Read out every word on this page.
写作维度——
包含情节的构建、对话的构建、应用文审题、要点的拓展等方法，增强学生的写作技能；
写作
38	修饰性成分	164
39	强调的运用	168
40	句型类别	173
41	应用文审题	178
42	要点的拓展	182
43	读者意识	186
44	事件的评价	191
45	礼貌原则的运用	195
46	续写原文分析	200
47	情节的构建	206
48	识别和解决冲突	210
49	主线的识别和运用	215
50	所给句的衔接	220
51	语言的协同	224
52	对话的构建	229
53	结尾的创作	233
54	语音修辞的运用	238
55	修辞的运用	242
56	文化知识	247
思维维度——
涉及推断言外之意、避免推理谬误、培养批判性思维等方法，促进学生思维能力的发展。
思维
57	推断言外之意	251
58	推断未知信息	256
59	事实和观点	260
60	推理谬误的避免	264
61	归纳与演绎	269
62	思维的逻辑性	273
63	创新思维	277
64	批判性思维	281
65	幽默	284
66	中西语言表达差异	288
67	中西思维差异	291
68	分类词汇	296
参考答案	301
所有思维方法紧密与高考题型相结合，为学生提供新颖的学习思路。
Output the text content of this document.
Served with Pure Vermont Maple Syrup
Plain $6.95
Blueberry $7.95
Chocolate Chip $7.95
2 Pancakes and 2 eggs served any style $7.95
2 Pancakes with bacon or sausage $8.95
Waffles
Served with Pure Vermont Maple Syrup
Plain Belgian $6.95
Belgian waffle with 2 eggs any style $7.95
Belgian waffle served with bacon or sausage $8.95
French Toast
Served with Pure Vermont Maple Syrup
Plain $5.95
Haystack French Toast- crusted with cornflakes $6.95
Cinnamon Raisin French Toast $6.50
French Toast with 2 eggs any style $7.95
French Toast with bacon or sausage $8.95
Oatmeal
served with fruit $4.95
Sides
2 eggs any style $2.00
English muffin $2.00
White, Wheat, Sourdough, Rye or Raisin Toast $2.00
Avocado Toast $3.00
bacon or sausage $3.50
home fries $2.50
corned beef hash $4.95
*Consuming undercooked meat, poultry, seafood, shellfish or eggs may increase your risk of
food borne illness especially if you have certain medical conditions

======

● **What you have to do**
Copy the material above verbatim.

● **Response to the task**
Read out every word on this page.
写作维度——
包含情节的构建、对话的构建、应用文审题、要点的拓展等方法，增强学生的写作技能；
写作
38	修饰性成分	164
39	强调的运用	168
40	句型类别	173
41	应用文审题	178
42	要点的拓展	182
43	读者意识	186
44	事件的评价	191
45	礼貌原则的运用	195
46	续写原文分析	200
47	情节的构建	206
48	识别和解决冲突	210
49	主线的识别和运用	215
50	所给句的衔接	220
51	语言的协同	224
52	对话的构建	229
53	结尾的创作	233
54	语音修辞的运用	238
55	修辞的运用	242
56	文化知识	247
思维维度——
涉及推断言外之意、避免推理谬误、培养批判性思维等方法，促进学生思维能力的发展。
思维
57	推断言外之意	251
58	推断未知信息	256
59	事实和观点	260
60	推理谬误的避免	264
61	归纳与演绎	269
62	思维的逻辑性	273
63	创新思维	277
64	批判性思维	281
65	幽默	284
66	中西语言表达差异	288
67	中西思维差异	291
68	分类词汇	296
参考答案	301
所有思维方法紧密与高考题型相结合，为学生提供新颖的学习思路。
Output the text content of this document.
Served with Pure Vermont Maple Syrup
Plain $6.95
Blueberry $7.95
Chocolate Chip $7.95
2 Pancakes and 2 eggs served any style $7.95
2 Pancakes with bacon or sausage $8.95
Waffles
Served with Pure Vermont Maple Syrup
Plain Belgian $6.95
Belgian waffle with 2 eggs any style $7.95
Belgian waffle served with bacon or sausage $8.95
French Toast
Served with Pure Vermont Maple Syrup
Plain $5.95
Haystack French Toast- crusted with cornflakes $6.95
Cinnamon Raisin French Toast $6.50
French Toast with 2 eggs any style $7.95
French Toast with bacon or sausage $8.95
Oatmeal
served with fruit $4.95
Sides
2 eggs any style $2.00
English muffin $2.00
White, Wheat, Sourdough, Rye or Raisin Toast $2.00
Avocado Toast $3.00
bacon or sausage $3.50
home fries $2.50
corned beef hash $4.95
*Consuming undercooked meat, poultry, seafood, shellfish or eggs may increase your risk of
food borne illness especially if you have certain medical conditions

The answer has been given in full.